> **What you are asked to do**
The lines below must be transcribed exactly as given, with the images removed.

> **Record extracts**
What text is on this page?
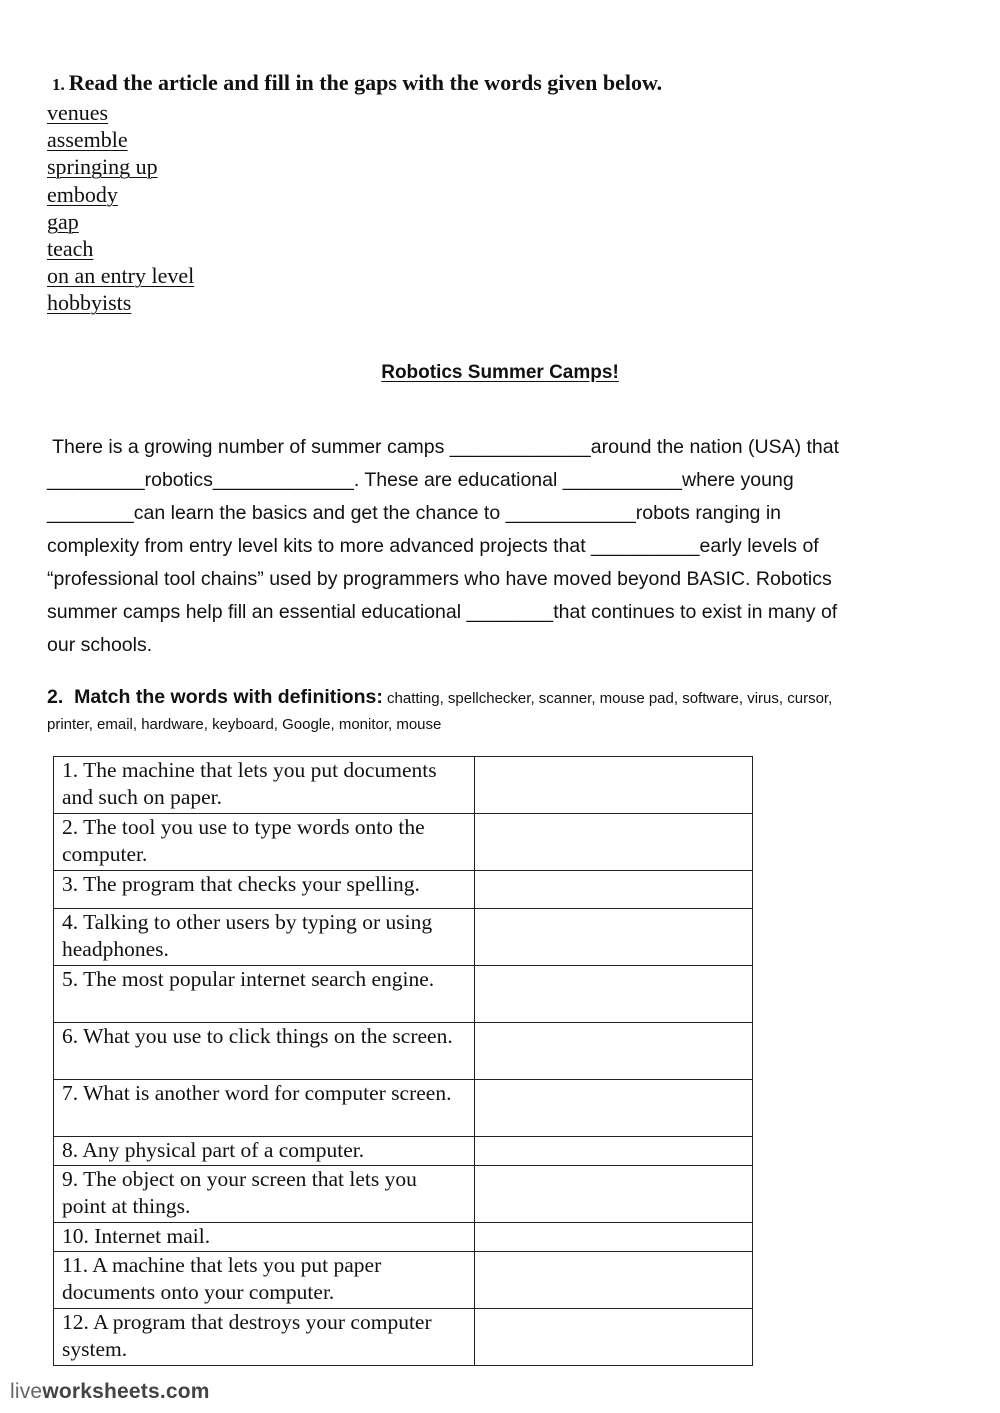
1. Read the article and fill in the gaps with the words given below.
venues
assemble
springing up
embody
gap
teach
on an entry level
hobbyists
Robotics Summer Camps!
There is a growing number of summer camps _____________around the nation (USA) that
_________robotics_____________. These are educational ___________where young
________can learn the basics and get the chance to ____________robots ranging in
complexity from entry level kits to more advanced projects that __________early levels of
“professional tool chains” used by programmers who have moved beyond BASIC. Robotics
summer camps help fill an essential educational ________that continues to exist in many of
our schools.
2.  Match the words with definitions: chatting, spellchecker, scanner, mouse pad, software, virus, cursor,
printer, email, hardware, keyboard, Google, monitor, mouse
1. The machine that lets you put documents and such on paper.	
2. The tool you use to type words onto the computer.	
3. The program that checks your spelling.	
4. Talking to other users by typing or using headphones.	
5. The most popular internet search engine.	
6. What you use to click things on the screen.	
7. What is another word for computer screen.	
8. Any physical part of a computer.	
9. The object on your screen that lets you point at things.	
10. Internet mail.	
11. A machine that lets you put paper documents onto your computer.	
12. A program that destroys your computer system.	
liveworksheets.com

> **Written solution**
What text is on this page?
1. Read the article and fill in the gaps with the words given below.
venues
assemble
springing up
embody
gap
teach
on an entry level
hobbyists
Robotics Summer Camps!
There is a growing number of summer camps _____________around the nation (USA) that
_________robotics_____________. These are educational ___________where young
________can learn the basics and get the chance to ____________robots ranging in
complexity from entry level kits to more advanced projects that __________early levels of
“professional tool chains” used by programmers who have moved beyond BASIC. Robotics
summer camps help fill an essential educational ________that continues to exist in many of
our schools.
2.  Match the words with definitions: chatting, spellchecker, scanner, mouse pad, software, virus, cursor,
printer, email, hardware, keyboard, Google, monitor, mouse
1. The machine that lets you put documents and such on paper.	
2. The tool you use to type words onto the computer.	
3. The program that checks your spelling.	
4. Talking to other users by typing or using headphones.	
5. The most popular internet search engine.	
6. What you use to click things on the screen.	
7. What is another word for computer screen.	
8. Any physical part of a computer.	
9. The object on your screen that lets you point at things.	
10. Internet mail.	
11. A machine that lets you put paper documents onto your computer.	
12. A program that destroys your computer system.	
liveworksheets.com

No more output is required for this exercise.